====== Items

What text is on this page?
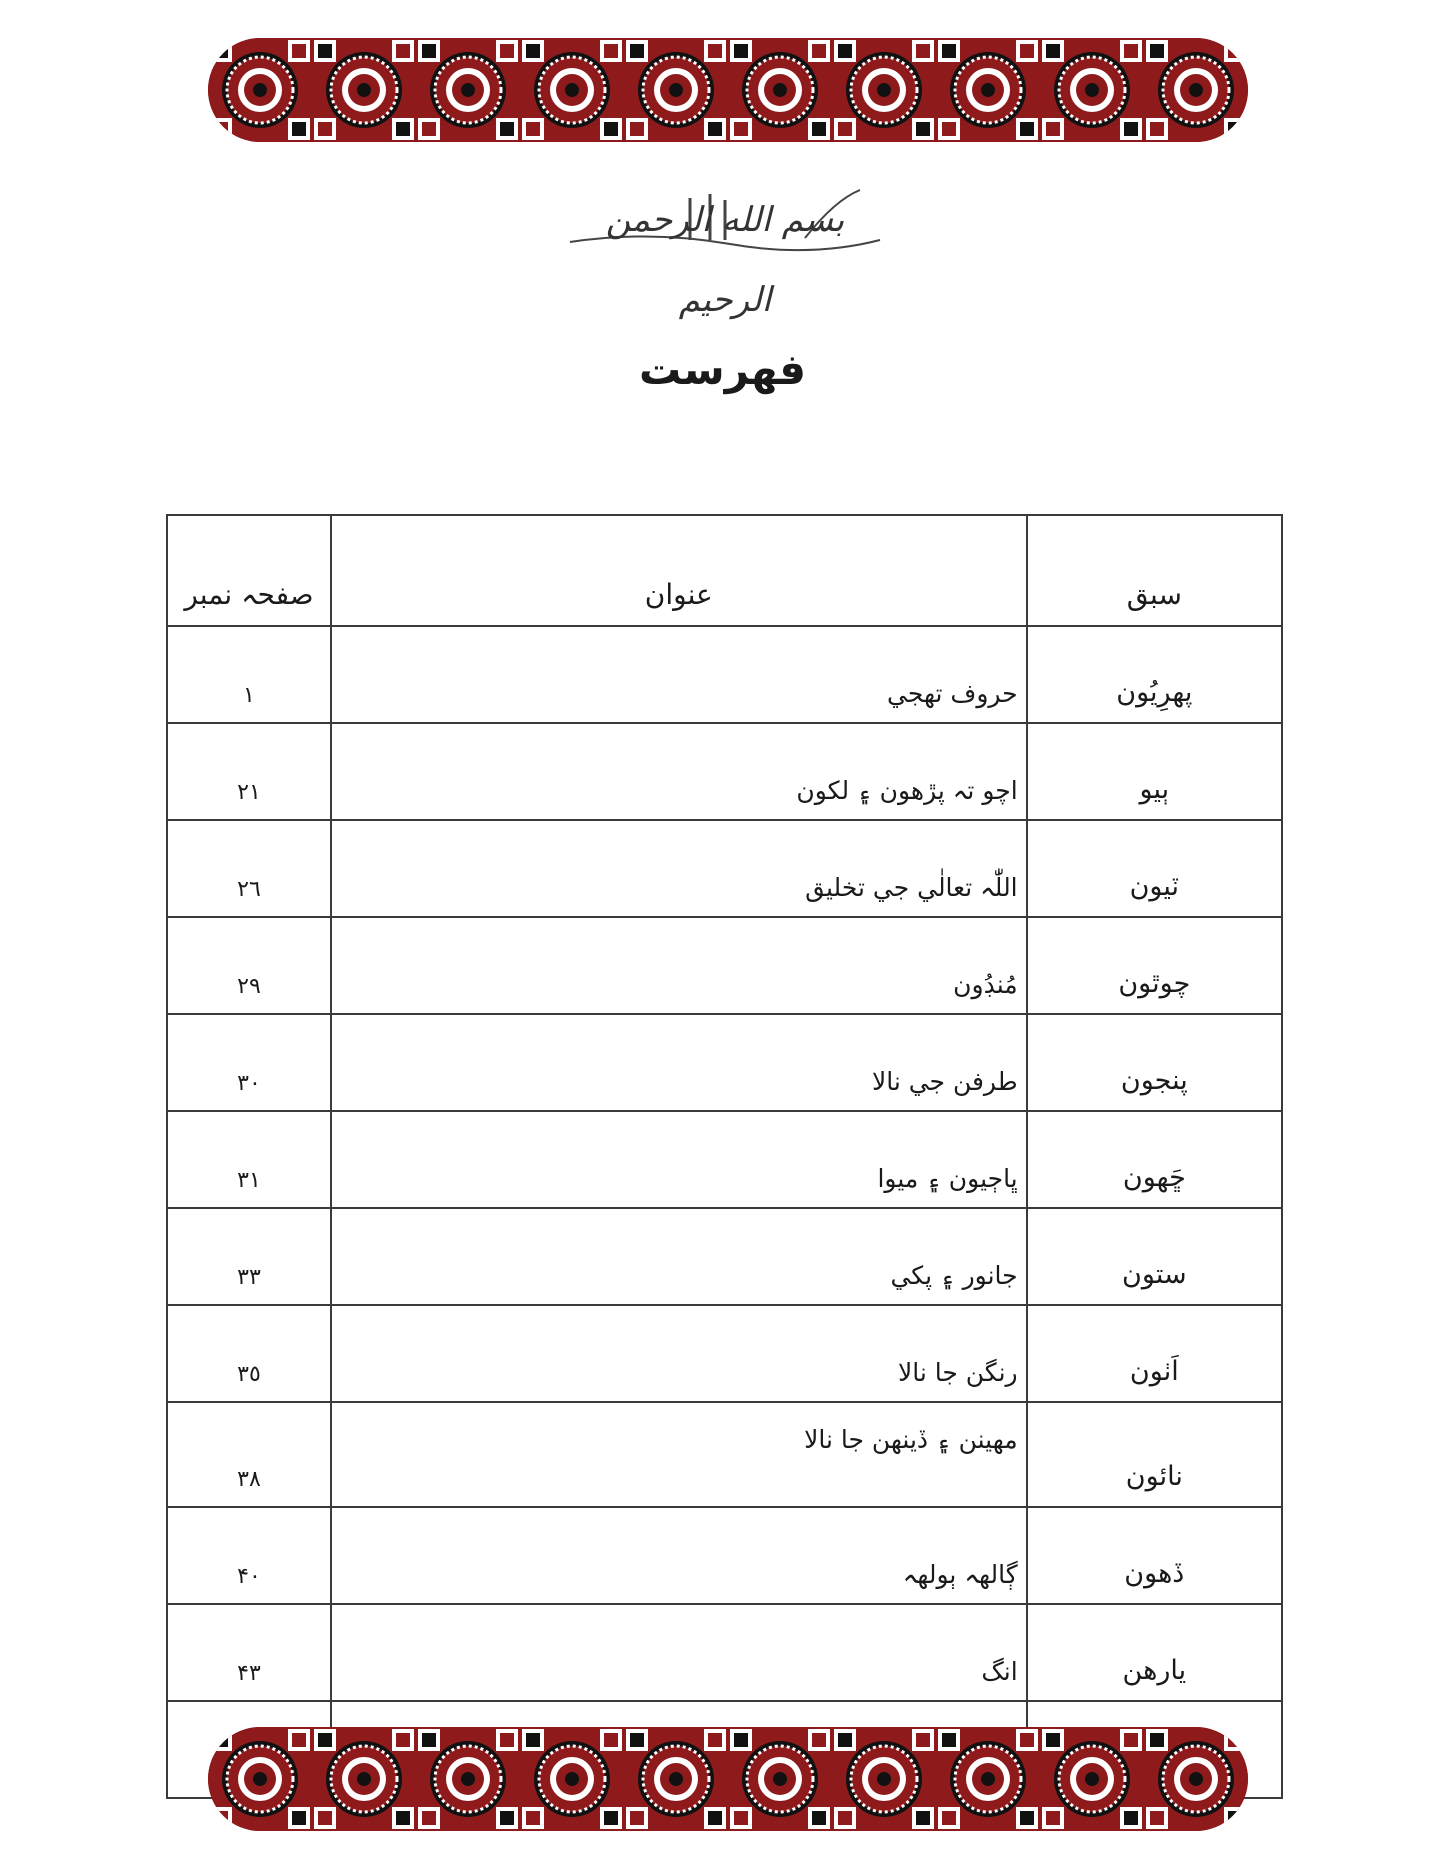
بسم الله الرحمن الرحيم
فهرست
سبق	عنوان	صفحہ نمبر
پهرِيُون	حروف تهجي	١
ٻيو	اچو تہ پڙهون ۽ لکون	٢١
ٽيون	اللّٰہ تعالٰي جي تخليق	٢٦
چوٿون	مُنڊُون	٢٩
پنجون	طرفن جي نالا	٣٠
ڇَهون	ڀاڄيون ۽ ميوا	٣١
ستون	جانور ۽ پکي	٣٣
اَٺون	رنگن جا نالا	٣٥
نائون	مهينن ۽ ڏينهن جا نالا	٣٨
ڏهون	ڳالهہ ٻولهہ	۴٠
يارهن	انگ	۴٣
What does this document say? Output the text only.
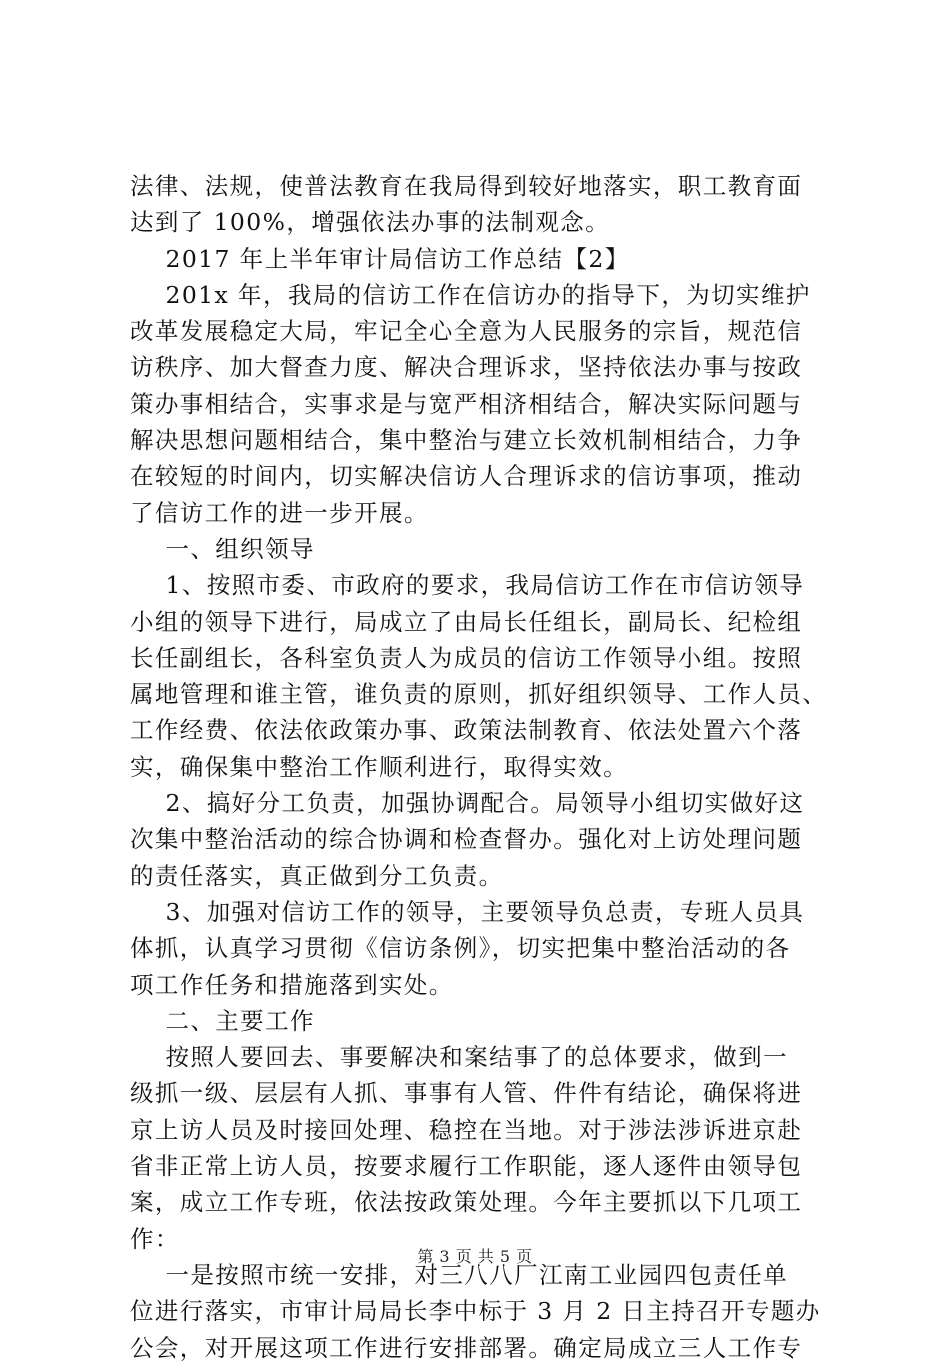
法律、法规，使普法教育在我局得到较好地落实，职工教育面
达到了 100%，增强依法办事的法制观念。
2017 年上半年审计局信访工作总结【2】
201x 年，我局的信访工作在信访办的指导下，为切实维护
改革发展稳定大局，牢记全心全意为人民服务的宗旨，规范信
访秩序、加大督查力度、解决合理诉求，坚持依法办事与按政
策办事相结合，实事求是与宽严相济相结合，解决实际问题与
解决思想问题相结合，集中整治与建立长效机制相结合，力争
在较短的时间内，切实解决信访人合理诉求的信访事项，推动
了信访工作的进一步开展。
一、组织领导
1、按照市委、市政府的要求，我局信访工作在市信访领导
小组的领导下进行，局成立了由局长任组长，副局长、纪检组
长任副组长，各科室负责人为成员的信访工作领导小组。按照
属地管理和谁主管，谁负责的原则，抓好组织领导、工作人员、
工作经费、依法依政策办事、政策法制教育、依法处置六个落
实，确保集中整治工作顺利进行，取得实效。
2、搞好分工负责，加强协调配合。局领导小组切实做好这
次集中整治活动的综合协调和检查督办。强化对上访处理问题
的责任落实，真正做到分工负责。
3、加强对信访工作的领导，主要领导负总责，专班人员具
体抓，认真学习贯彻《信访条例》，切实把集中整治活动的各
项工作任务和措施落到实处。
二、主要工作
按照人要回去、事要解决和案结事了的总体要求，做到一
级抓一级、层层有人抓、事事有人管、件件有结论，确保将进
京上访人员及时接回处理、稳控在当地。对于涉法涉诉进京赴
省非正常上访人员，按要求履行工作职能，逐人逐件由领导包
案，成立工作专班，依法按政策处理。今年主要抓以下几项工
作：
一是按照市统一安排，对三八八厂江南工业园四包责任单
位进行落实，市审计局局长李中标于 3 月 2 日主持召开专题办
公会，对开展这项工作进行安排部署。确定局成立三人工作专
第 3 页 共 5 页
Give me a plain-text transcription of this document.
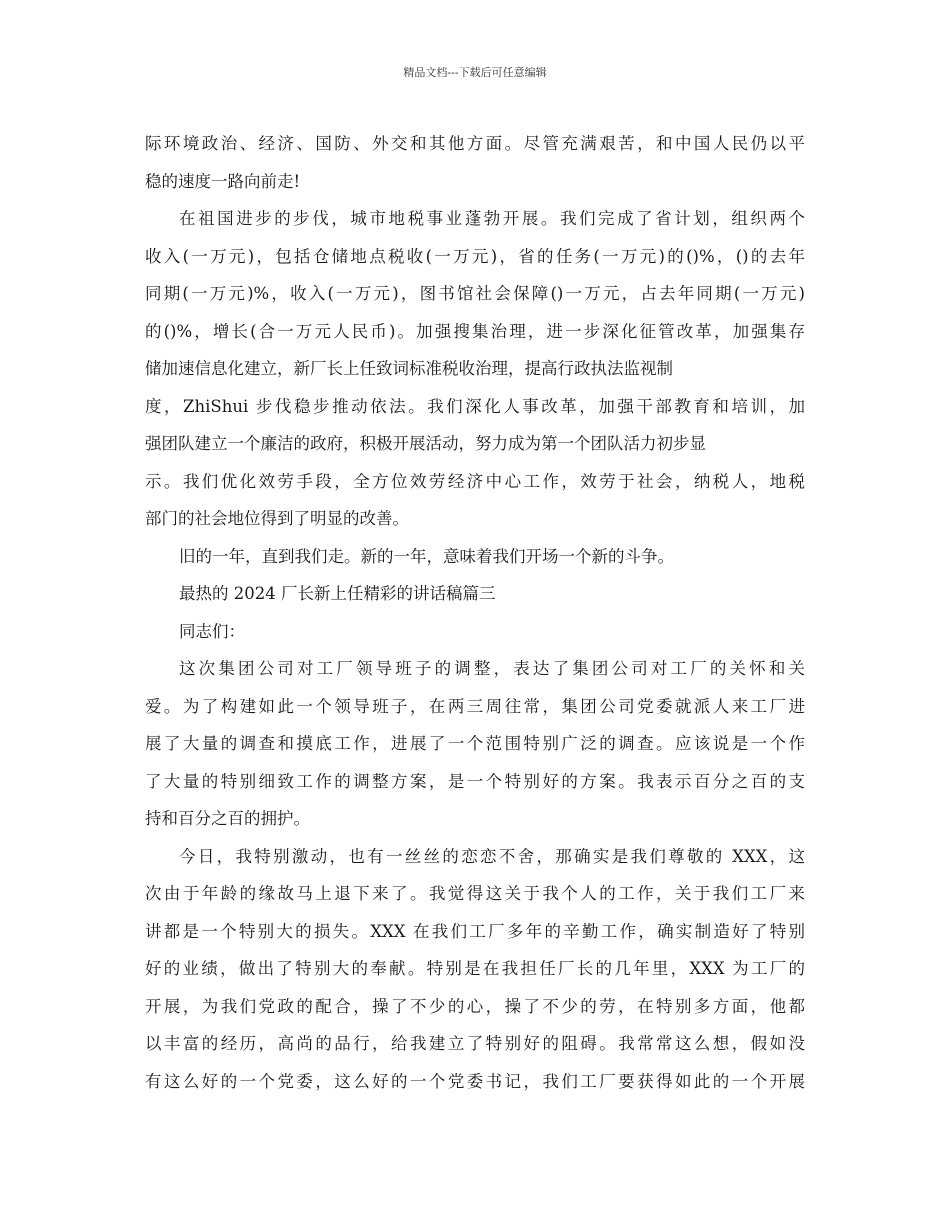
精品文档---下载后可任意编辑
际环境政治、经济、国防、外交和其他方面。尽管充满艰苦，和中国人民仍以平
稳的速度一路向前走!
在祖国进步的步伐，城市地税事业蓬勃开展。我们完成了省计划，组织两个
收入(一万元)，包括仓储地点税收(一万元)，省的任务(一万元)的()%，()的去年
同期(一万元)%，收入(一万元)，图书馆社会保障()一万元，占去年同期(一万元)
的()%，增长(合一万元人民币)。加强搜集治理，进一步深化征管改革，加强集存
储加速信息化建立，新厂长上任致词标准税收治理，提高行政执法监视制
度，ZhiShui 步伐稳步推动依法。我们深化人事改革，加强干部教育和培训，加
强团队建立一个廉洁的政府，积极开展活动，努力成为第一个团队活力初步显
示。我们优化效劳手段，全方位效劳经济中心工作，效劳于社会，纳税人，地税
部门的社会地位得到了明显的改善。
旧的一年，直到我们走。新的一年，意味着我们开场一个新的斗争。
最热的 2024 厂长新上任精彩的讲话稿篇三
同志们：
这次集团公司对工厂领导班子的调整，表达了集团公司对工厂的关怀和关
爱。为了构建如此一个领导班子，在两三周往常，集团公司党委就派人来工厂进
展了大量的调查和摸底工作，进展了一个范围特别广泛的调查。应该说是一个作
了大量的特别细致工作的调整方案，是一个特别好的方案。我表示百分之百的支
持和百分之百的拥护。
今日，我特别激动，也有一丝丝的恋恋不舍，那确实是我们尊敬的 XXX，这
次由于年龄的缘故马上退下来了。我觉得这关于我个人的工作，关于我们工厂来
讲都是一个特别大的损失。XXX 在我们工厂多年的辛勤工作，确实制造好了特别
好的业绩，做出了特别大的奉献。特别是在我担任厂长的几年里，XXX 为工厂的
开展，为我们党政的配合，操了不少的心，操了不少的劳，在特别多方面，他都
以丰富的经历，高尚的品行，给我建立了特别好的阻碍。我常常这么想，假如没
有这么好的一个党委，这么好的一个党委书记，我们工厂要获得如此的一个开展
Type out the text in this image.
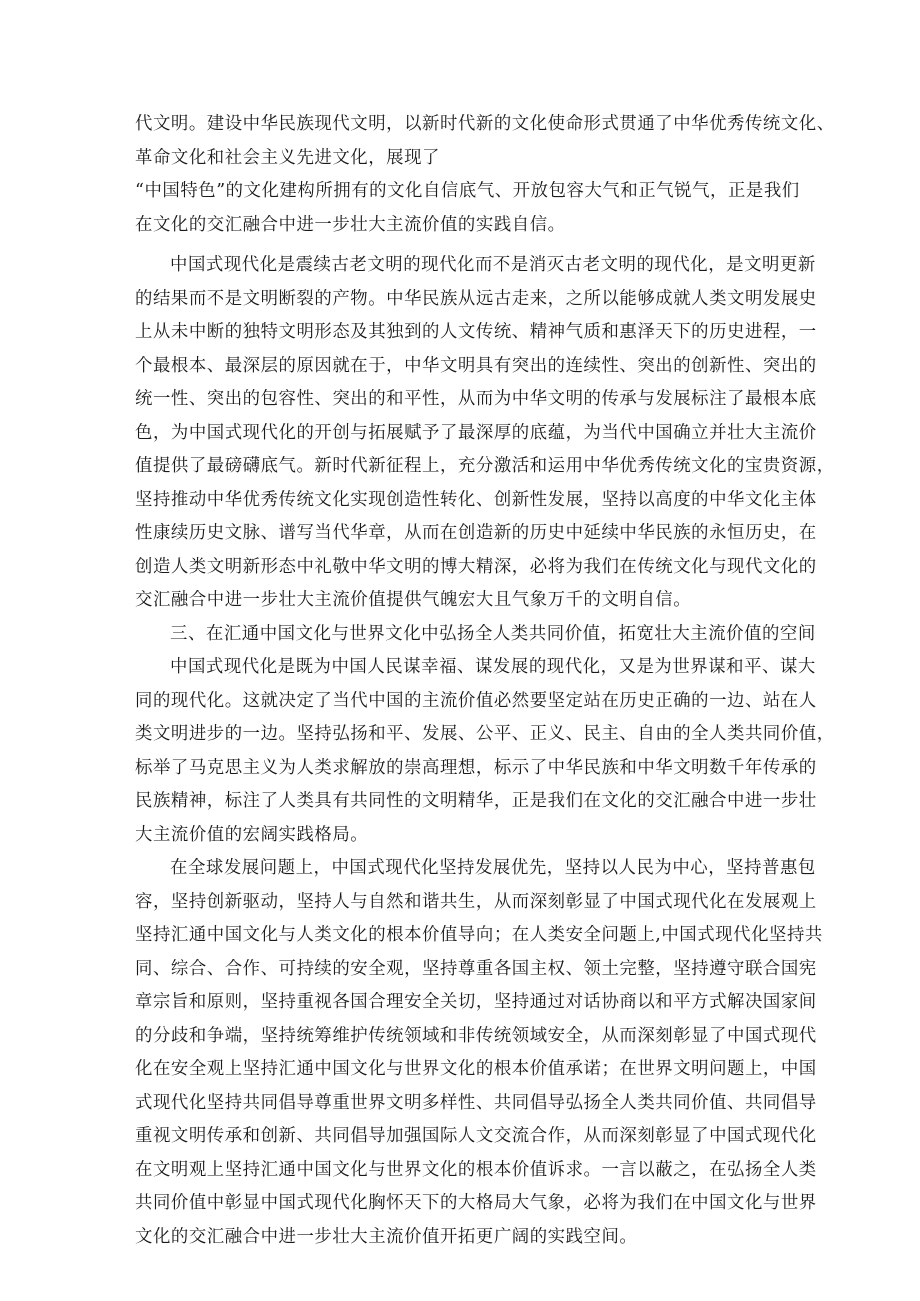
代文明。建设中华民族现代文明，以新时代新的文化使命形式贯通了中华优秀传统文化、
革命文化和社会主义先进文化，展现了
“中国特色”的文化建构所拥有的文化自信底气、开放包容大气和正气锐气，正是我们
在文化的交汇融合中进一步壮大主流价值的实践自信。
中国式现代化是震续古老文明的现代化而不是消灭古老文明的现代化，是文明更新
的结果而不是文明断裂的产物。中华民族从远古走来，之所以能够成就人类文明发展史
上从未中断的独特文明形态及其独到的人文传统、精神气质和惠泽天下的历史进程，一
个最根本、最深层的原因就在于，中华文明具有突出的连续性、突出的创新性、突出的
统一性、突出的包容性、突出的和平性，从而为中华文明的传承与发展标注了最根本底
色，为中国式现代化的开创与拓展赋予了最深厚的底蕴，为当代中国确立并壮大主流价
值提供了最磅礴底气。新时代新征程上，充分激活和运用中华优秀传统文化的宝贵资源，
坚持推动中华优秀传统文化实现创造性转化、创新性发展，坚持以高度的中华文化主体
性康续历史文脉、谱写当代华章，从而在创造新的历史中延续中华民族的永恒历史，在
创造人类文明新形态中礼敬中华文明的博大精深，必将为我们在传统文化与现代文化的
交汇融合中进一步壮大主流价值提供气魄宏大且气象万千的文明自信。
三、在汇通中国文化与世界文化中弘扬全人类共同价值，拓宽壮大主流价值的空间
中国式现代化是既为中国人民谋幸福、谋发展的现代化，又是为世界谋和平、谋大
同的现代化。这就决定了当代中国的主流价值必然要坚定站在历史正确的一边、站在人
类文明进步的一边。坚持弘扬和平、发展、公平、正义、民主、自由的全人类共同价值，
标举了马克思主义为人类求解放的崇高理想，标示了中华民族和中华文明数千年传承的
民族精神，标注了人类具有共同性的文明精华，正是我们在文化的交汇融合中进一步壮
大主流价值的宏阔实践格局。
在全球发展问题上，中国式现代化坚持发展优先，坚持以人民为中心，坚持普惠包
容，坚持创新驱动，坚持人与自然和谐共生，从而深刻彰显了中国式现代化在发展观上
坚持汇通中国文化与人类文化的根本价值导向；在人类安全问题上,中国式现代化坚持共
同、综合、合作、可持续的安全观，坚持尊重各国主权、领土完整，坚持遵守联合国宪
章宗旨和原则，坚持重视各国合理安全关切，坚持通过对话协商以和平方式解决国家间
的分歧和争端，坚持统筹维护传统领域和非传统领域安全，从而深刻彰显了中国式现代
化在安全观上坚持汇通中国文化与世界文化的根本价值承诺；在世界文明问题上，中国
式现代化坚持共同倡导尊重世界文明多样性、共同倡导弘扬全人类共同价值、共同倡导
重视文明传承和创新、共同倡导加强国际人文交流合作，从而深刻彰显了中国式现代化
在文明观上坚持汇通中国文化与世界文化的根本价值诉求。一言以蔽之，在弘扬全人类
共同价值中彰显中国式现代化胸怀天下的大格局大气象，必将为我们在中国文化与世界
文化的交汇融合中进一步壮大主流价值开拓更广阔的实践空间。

============

> **What is expected**:
Collect every line above that contains the word "document".

> **Result of this task**:
What does this document say? Output the text only.
Give me a plain-text transcription of this document.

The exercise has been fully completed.